**TASK TO COMPLETE:**
Look through the entries and report how many lines include the word "JSON". Give the number alone.

**EXERCISE INPUT:**
---+---
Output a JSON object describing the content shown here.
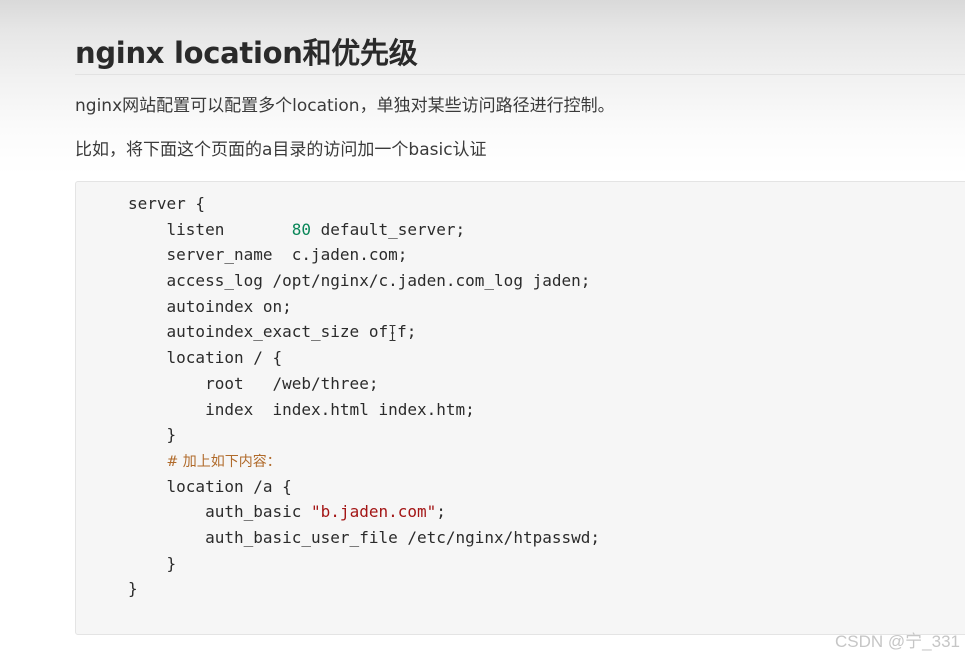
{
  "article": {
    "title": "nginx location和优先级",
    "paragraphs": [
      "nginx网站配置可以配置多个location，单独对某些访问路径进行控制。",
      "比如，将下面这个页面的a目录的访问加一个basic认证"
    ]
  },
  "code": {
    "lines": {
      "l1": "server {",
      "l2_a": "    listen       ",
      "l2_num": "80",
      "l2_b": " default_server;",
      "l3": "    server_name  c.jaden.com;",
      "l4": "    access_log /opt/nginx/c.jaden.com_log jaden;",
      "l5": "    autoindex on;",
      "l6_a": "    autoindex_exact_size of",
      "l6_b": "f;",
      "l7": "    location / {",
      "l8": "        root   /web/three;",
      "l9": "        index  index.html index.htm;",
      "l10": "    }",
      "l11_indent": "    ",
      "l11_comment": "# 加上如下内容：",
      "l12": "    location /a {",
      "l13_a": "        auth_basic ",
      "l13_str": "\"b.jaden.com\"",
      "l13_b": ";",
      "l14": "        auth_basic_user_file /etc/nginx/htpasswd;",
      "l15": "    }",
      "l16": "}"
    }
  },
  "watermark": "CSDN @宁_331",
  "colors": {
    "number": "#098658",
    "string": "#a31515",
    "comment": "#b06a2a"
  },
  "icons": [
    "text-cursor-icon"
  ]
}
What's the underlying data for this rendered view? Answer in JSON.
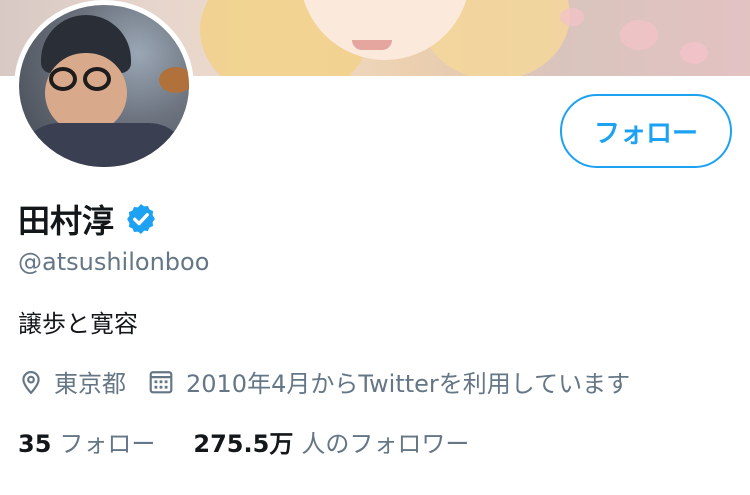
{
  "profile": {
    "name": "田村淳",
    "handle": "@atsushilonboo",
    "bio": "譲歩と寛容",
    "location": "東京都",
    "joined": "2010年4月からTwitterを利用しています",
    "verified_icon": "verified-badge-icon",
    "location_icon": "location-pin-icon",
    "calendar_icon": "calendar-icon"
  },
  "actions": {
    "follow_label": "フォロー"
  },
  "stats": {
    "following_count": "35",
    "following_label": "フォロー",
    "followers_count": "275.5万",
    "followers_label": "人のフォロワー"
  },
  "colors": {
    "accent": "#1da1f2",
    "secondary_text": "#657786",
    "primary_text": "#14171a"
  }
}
---+---
**RESULT OF THE EXERCISE:**
2